* INSTRUCTION *
Copy out every line that contains the word "title".
▬▬▬
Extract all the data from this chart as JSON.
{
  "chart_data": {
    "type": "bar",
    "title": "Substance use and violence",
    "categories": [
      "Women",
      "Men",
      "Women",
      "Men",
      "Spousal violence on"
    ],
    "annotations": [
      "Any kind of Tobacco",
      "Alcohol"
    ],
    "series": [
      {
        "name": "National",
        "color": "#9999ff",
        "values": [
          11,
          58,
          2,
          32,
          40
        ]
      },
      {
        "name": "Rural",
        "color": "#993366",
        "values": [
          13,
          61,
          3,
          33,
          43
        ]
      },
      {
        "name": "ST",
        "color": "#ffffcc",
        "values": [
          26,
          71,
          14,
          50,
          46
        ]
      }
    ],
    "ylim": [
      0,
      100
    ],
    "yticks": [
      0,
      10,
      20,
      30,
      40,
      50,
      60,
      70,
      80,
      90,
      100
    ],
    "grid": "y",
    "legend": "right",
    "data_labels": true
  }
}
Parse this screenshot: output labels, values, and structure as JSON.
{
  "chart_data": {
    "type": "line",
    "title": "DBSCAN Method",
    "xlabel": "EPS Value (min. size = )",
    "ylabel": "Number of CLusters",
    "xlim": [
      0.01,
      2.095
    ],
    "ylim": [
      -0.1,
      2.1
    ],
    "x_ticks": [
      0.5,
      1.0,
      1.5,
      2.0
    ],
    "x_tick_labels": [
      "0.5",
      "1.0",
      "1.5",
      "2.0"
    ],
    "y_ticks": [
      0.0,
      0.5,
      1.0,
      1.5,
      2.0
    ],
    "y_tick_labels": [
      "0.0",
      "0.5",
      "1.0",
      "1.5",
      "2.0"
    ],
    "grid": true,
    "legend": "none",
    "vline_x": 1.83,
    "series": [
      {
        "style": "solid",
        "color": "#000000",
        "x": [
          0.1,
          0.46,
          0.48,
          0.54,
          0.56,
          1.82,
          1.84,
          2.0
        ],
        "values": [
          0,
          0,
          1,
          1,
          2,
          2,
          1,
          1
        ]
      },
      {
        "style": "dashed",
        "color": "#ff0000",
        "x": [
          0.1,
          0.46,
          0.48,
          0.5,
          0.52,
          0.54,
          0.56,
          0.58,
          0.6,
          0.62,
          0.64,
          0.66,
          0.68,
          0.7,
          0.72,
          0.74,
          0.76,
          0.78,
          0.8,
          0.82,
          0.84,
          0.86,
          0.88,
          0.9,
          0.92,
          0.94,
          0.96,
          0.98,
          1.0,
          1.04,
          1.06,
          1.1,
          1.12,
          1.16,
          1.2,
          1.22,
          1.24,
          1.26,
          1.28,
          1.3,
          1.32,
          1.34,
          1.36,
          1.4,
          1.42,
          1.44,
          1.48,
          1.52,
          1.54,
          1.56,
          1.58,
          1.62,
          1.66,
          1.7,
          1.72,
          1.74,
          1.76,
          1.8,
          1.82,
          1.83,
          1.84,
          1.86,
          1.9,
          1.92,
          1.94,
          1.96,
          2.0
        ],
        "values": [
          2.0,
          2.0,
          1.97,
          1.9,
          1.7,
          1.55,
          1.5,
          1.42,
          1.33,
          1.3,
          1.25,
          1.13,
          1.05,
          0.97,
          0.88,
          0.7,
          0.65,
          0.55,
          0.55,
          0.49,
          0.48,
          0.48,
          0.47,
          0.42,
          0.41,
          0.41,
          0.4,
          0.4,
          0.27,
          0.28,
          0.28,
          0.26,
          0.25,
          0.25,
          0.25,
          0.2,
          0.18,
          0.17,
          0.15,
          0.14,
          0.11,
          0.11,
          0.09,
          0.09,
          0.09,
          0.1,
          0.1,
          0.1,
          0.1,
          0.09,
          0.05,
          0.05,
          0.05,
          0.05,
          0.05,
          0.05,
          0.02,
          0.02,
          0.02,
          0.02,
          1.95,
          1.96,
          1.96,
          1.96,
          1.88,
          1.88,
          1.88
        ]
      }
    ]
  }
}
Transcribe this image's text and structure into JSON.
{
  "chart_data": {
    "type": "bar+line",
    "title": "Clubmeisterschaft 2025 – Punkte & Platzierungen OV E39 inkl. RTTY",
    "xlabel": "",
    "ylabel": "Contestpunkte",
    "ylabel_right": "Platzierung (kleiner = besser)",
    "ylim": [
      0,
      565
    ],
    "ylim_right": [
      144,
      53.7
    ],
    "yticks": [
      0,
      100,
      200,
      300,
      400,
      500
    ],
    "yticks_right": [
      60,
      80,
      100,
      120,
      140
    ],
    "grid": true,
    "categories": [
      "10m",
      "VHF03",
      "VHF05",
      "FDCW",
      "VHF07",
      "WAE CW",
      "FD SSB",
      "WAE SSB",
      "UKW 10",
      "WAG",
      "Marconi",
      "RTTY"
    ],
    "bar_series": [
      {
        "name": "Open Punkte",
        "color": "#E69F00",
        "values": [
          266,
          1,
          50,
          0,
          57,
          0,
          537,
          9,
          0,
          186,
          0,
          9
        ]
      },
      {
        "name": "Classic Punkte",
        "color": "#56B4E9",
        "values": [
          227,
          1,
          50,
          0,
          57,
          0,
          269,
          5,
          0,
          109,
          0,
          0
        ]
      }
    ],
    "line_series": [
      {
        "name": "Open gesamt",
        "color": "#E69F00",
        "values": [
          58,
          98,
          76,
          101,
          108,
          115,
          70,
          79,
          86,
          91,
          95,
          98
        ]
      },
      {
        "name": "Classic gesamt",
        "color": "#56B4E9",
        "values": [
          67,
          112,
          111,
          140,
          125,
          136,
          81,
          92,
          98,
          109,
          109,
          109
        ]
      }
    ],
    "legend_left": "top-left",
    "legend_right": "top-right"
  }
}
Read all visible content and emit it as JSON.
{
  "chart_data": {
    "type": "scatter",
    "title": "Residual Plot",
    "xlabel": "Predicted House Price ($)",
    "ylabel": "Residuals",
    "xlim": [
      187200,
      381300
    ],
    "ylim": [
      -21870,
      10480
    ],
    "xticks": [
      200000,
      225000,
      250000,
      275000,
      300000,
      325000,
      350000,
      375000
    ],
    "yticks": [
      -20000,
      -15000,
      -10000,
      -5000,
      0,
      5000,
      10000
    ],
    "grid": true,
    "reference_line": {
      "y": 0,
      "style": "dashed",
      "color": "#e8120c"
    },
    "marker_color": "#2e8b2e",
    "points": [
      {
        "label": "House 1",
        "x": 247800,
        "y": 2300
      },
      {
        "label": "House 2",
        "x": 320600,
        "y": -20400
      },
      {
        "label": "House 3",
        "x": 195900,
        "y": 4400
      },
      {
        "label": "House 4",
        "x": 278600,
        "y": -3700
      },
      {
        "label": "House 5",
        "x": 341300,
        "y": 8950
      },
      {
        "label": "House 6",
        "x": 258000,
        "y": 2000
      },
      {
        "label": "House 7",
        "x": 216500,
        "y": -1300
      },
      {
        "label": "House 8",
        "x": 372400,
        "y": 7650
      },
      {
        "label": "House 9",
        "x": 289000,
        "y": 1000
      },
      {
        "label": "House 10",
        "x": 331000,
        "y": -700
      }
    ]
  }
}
▬▬▬
* TASK ANSWER *
    "title": "Substance use and violence",
    "title": "DBSCAN Method",
    "title": "Clubmeisterschaft 2025 – Punkte & Platzierungen OV E39 inkl. RTTY",
    "title": "Residual Plot",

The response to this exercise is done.